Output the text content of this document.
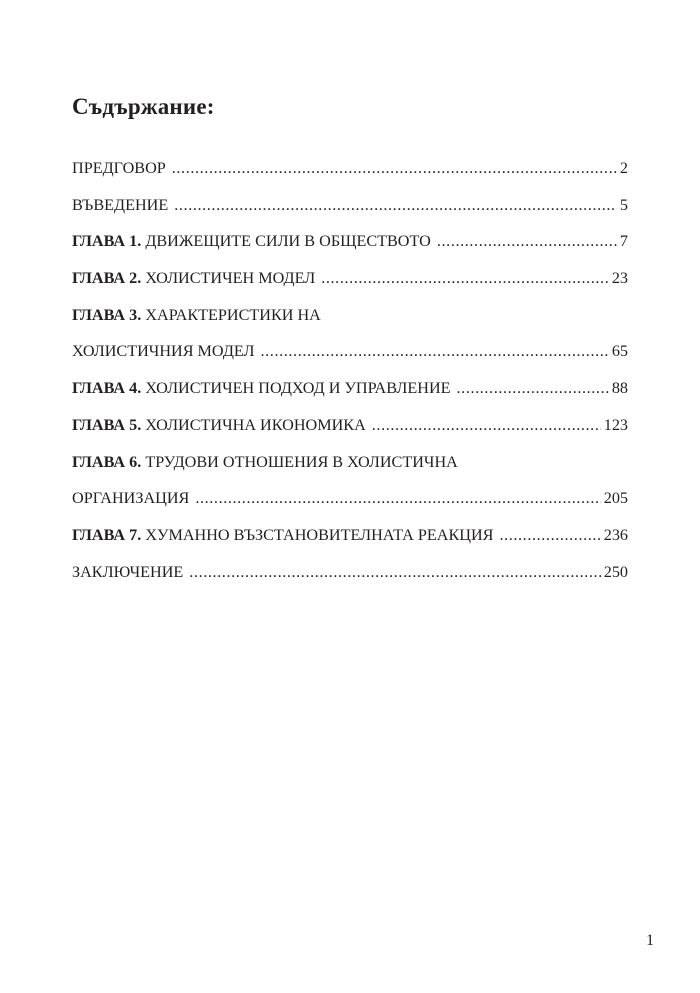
Съдържание:
ПРЕДГОВОР .....	2
ВЪВЕДЕНИЕ .....	5
ГЛАВА 1. ДВИЖЕЩИТЕ СИЛИ В ОБЩЕСТВОТО .....	7
ГЛАВА 2. ХОЛИСТИЧЕН МОДЕЛ .....	23
ГЛАВА 3. ХАРАКТЕРИСТИКИ НА
ХОЛИСТИЧНИЯ МОДЕЛ .....	65
ГЛАВА 4. ХОЛИСТИЧЕН ПОДХОД И УПРАВЛЕНИЕ .....	88
ГЛАВА 5. ХОЛИСТИЧНА ИКОНОМИКА .....	123
ГЛАВА 6. ТРУДОВИ ОТНОШЕНИЯ В ХОЛИСТИЧНА
ОРГАНИЗАЦИЯ .....	205
ГЛАВА 7. ХУМАННО ВЪЗСТАНОВИТЕЛНАТА РЕАКЦИЯ .....	236
ЗАКЛЮЧЕНИЕ .....	250
1
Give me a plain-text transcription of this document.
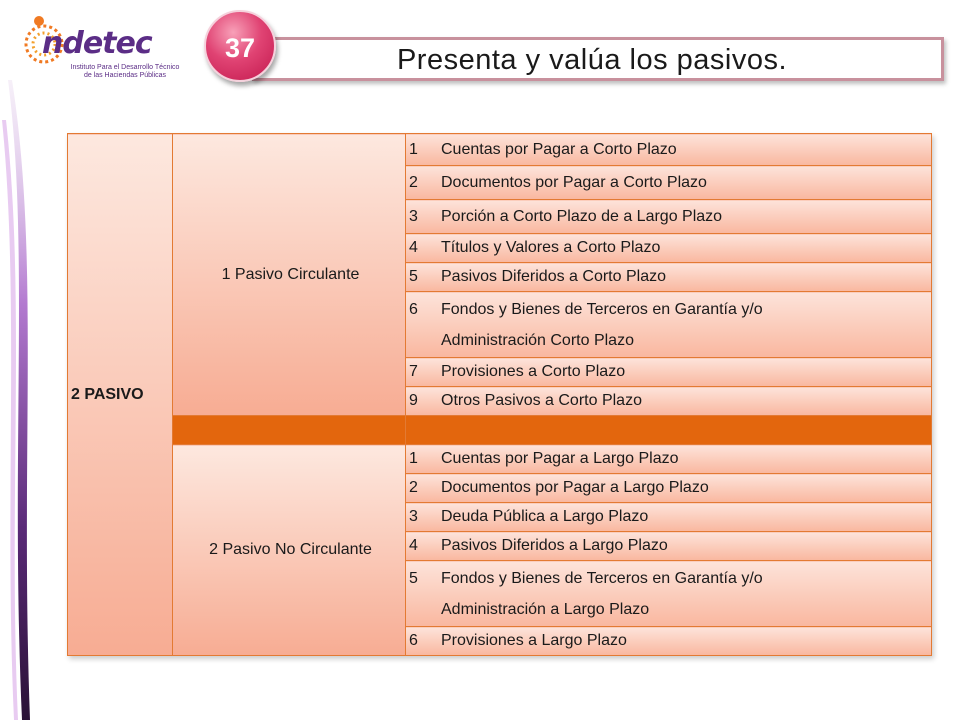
ndetec
Instituto Para el Desarrollo Técnico
de las Haciendas Públicas	Presenta y valúa los pasivos.
37
2 PASIVO	1 Pasivo Circulante	1 Cuentas por Pagar a Corto Plazo
		2 Documentos por Pagar a Corto Plazo
		3 Porción a Corto Plazo de a Largo Plazo
		4 Títulos y Valores a Corto Plazo
		5 Pasivos Diferidos a Corto Plazo
		6 Fondos y Bienes de Terceros en Garantía y/o
Administración Corto Plazo

		7 Provisiones a Corto Plazo
		9 Otros Pasivos a Corto Plazo

	2 Pasivo No Circulante	1 Cuentas por Pagar a Largo Plazo
		2 Documentos por Pagar a Largo Plazo
		3 Deuda Pública a Largo Plazo
		4 Pasivos Diferidos a Largo Plazo
		5 Fondos y Bienes de Terceros en Garantía y/o
Administración a Largo Plazo

		6 Provisiones a Largo Plazo
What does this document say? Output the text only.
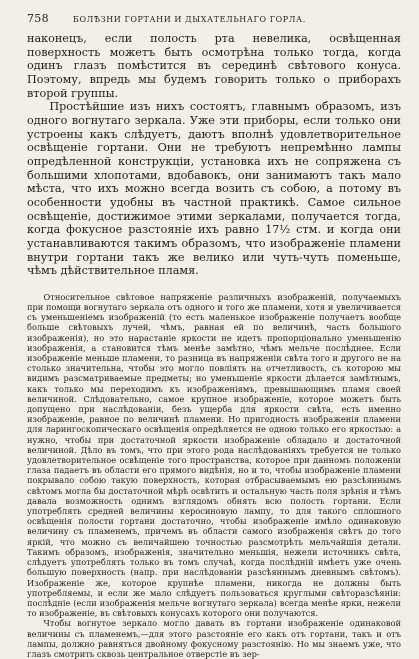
758	БОЛѢЗНИ ГОРТАНИ И ДЫХАТЕЛЬНАГО ГОРЛА.

наконецъ, если полость рта невелика, освѣщенная поверхность можетъ быть осмотрѣна только тогда, когда одинъ глазъ помѣстится въ серединѣ свѣтового конуса. Поэтому, впредь мы будемъ говорить только о приборахъ второй группы.

Простѣйшие изъ нихъ состоятъ, главнымъ образомъ, изъ одного вогнутаго зеркала. Уже эти приборы, если только они устроены какъ слѣдуетъ, даютъ вполнѣ удовлетворительное освѣщеніе гортани. Они не требуютъ непремѣнно лампы опредѣленной конструкціи, установка ихъ не сопряжена съ большими хлопотами, вдобавокъ, они занимаютъ такъ мало мѣста, что ихъ можно всегда возить съ собою, а потому въ особенности удобны въ частной практикѣ. Самое сильное освѣщеніе, достижимое этими зеркалами, получается тогда, когда фокусное разстояніе ихъ равно 17½ стм. и когда они устанавливаются такимъ образомъ, что изображеніе пламени внутри гортани такъ же велико или чуть-чуть поменьше, чѣмъ дѣйствительное пламя.

Относительное свѣтовое напряженіе различныхъ изображеній, получаемыхъ при помощи вогнутаго зеркала отъ одного и того же пламени, хотя и увеличивается съ уменьшеніемъ изображеній (то есть маленькое изображеніе получаетъ вообще больше свѣтовыхъ лучей, чѣмъ, равная ей по величинѣ, часть большого изображенія), но это нарастаніе яркости не идетъ пропорціонально уменьшенію изображенія, а становится тѣмъ менѣе замѣтно, чѣмъ мельче послѣднее. Если изображеніе меньше пламени, то разница въ напряженіи свѣта того и другого не на столько значительна, чтобы это могло повліять на отчетливость, съ которою мы видимъ разсматриваемые предметы; но уменьшеніе яркости дѣлается замѣтнымъ, какъ только мы переходимъ къ изображеніямъ, превышающимъ пламя своей величиной. Слѣдовательно, самое крупное изображеніе, которое можетъ быть допущено при наслѣдованіи, безъ ущерба для яркости свѣта, есть именно изображеніе, равное по величинѣ пламени. Но пригодность изображенія пламени для ларингоскопическаго освѣщенія опредѣляется не одною только его яркостью: а нужно, чтобы при достаточной яркости изображеніе обладало и достаточной величиной. Дѣло въ томъ, что при этого рода наслѣдованіяхъ требуется не только удовлетворительное освѣщеніе того пространства, которое при данномъ положеніи глаза падаетъ въ области его прямого видѣнія, но и то, чтобы изображеніе пламени покрывало собою такую поверхность, которая отбрасываемымъ ею разсѣяннымъ свѣтомъ могла бы достаточной мѣрѣ освѣтить и остальную часть поля зрѣнія и тѣмъ давала возможность однимъ взглядомъ обнять всю полость гортани. Если употреблять средней величины керосиновую лампу, то для такого сплошного освѣщенія полости гортани достаточно, чтобы изображеніе имѣло одинаковую величину съ пламенемъ, причемъ въ области самого изображенія свѣтъ до того яркій, что можно съ величайшею точностью разсмотрѣть мельчайшія детали. Такимъ образомъ, изображенія, значительно меньшія, нежели источникъ свѣта, слѣдуетъ употреблять только въ томъ случаѣ, когда послѣдній имѣетъ уже очень большую поверхность (напр. при наслѣдованіи разсѣяннымъ дневнымъ свѣтомъ). Изображеніе же, которое крупнѣе пламени, никогда не должны быть употребляемы, и если же мало слѣдуетъ пользоваться круглыми свѣторазсѣяніи: послѣдніе (если изображенія мельче вогнутаго зеркала) всегда менѣе ярки, нежели то изображеніе, въ свѣтовыхъ конусахъ которого они получаются.

Чтобы вогнутое зеркало могло давать въ гортани изображеніе одинаковой величины съ пламенемъ,—для этого разстояніе его какъ отъ гортани, такъ и отъ лампы, должно равняться двойному фокусному разстоянію. Но мы знаемъ уже, что глазъ смотрить сквозь центральное отверстіе въ зер-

########

TASK GOAL
Quote the records in their entirety, keeping the wording exact and excluding pictures.

OUTPUT
Output the text content of this document.
Съдържание:
ПРЕДГОВОР .....	2
ВЪВЕДЕНИЕ .....	5
ГЛАВА 1. ДВИЖЕЩИТЕ СИЛИ В ОБЩЕСТВОТО .....	7
ГЛАВА 2. ХОЛИСТИЧЕН МОДЕЛ .....	23
ГЛАВА 3. ХАРАКТЕРИСТИКИ НА
ХОЛИСТИЧНИЯ МОДЕЛ .....	65
ГЛАВА 4. ХОЛИСТИЧЕН ПОДХОД И УПРАВЛЕНИЕ .....	88
ГЛАВА 5. ХОЛИСТИЧНА ИКОНОМИКА .....	123
ГЛАВА 6. ТРУДОВИ ОТНОШЕНИЯ В ХОЛИСТИЧНА
ОРГАНИЗАЦИЯ .....	205
ГЛАВА 7. ХУМАННО ВЪЗСТАНОВИТЕЛНАТА РЕАКЦИЯ .....	236
ЗАКЛЮЧЕНИЕ .....	250
1
Give me a plain-text transcription of this document.
ndetec
Instituto Para el Desarrollo Técnico
de las Haciendas Públicas	Presenta y valúa los pasivos.
37
2 PASIVO	1 Pasivo Circulante	1 Cuentas por Pagar a Corto Plazo
		2 Documentos por Pagar a Corto Plazo
		3 Porción a Corto Plazo de a Largo Plazo
		4 Títulos y Valores a Corto Plazo
		5 Pasivos Diferidos a Corto Plazo
		6 Fondos y Bienes de Terceros en Garantía y/o
Administración Corto Plazo

		7 Provisiones a Corto Plazo
		9 Otros Pasivos a Corto Plazo

	2 Pasivo No Circulante	1 Cuentas por Pagar a Largo Plazo
		2 Documentos por Pagar a Largo Plazo
		3 Deuda Pública a Largo Plazo
		4 Pasivos Diferidos a Largo Plazo
		5 Fondos y Bienes de Terceros en Garantía y/o
Administración a Largo Plazo

		6 Provisiones a Largo Plazo
What does this document say? Output the text only.
758	БОЛѢЗНИ ГОРТАНИ И ДЫХАТЕЛЬНАГО ГОРЛА.

наконецъ, если полость рта невелика, освѣщенная поверхность можетъ быть осмотрѣна только тогда, когда одинъ глазъ помѣстится въ серединѣ свѣтового конуса. Поэтому, впредь мы будемъ говорить только о приборахъ второй группы.

Простѣйшие изъ нихъ состоятъ, главнымъ образомъ, изъ одного вогнутаго зеркала. Уже эти приборы, если только они устроены какъ слѣдуетъ, даютъ вполнѣ удовлетворительное освѣщеніе гортани. Они не требуютъ непремѣнно лампы опредѣленной конструкціи, установка ихъ не сопряжена съ большими хлопотами, вдобавокъ, они занимаютъ такъ мало мѣста, что ихъ можно всегда возить съ собою, а потому въ особенности удобны въ частной практикѣ. Самое сильное освѣщеніе, достижимое этими зеркалами, получается тогда, когда фокусное разстояніе ихъ равно 17½ стм. и когда они устанавливаются такимъ образомъ, что изображеніе пламени внутри гортани такъ же велико или чуть-чуть поменьше, чѣмъ дѣйствительное пламя.

Относительное свѣтовое напряженіе различныхъ изображеній, получаемыхъ при помощи вогнутаго зеркала отъ одного и того же пламени, хотя и увеличивается съ уменьшеніемъ изображеній (то есть маленькое изображеніе получаетъ вообще больше свѣтовыхъ лучей, чѣмъ, равная ей по величинѣ, часть большого изображенія), но это нарастаніе яркости не идетъ пропорціонально уменьшенію изображенія, а становится тѣмъ менѣе замѣтно, чѣмъ мельче послѣднее. Если изображеніе меньше пламени, то разница въ напряженіи свѣта того и другого не на столько значительна, чтобы это могло повліять на отчетливость, съ которою мы видимъ разсматриваемые предметы; но уменьшеніе яркости дѣлается замѣтнымъ, какъ только мы переходимъ къ изображеніямъ, превышающимъ пламя своей величиной. Слѣдовательно, самое крупное изображеніе, которое можетъ быть допущено при наслѣдованіи, безъ ущерба для яркости свѣта, есть именно изображеніе, равное по величинѣ пламени. Но пригодность изображенія пламени для ларингоскопическаго освѣщенія опредѣляется не одною только его яркостью: а нужно, чтобы при достаточной яркости изображеніе обладало и достаточной величиной. Дѣло въ томъ, что при этого рода наслѣдованіяхъ требуется не только удовлетворительное освѣщеніе того пространства, которое при данномъ положеніи глаза падаетъ въ области его прямого видѣнія, но и то, чтобы изображеніе пламени покрывало собою такую поверхность, которая отбрасываемымъ ею разсѣяннымъ свѣтомъ могла бы достаточной мѣрѣ освѣтить и остальную часть поля зрѣнія и тѣмъ давала возможность однимъ взглядомъ обнять всю полость гортани. Если употреблять средней величины керосиновую лампу, то для такого сплошного освѣщенія полости гортани достаточно, чтобы изображеніе имѣло одинаковую величину съ пламенемъ, причемъ въ области самого изображенія свѣтъ до того яркій, что можно съ величайшею точностью разсмотрѣть мельчайшія детали. Такимъ образомъ, изображенія, значительно меньшія, нежели источникъ свѣта, слѣдуетъ употреблять только въ томъ случаѣ, когда послѣдній имѣетъ уже очень большую поверхность (напр. при наслѣдованіи разсѣяннымъ дневнымъ свѣтомъ). Изображеніе же, которое крупнѣе пламени, никогда не должны быть употребляемы, и если же мало слѣдуетъ пользоваться круглыми свѣторазсѣяніи: послѣдніе (если изображенія мельче вогнутаго зеркала) всегда менѣе ярки, нежели то изображеніе, въ свѣтовыхъ конусахъ которого они получаются.

Чтобы вогнутое зеркало могло давать въ гортани изображеніе одинаковой величины съ пламенемъ,—для этого разстояніе его какъ отъ гортани, такъ и отъ лампы, должно равняться двойному фокусному разстоянію. Но мы знаемъ уже, что глазъ смотрить сквозь центральное отверстіе въ зер-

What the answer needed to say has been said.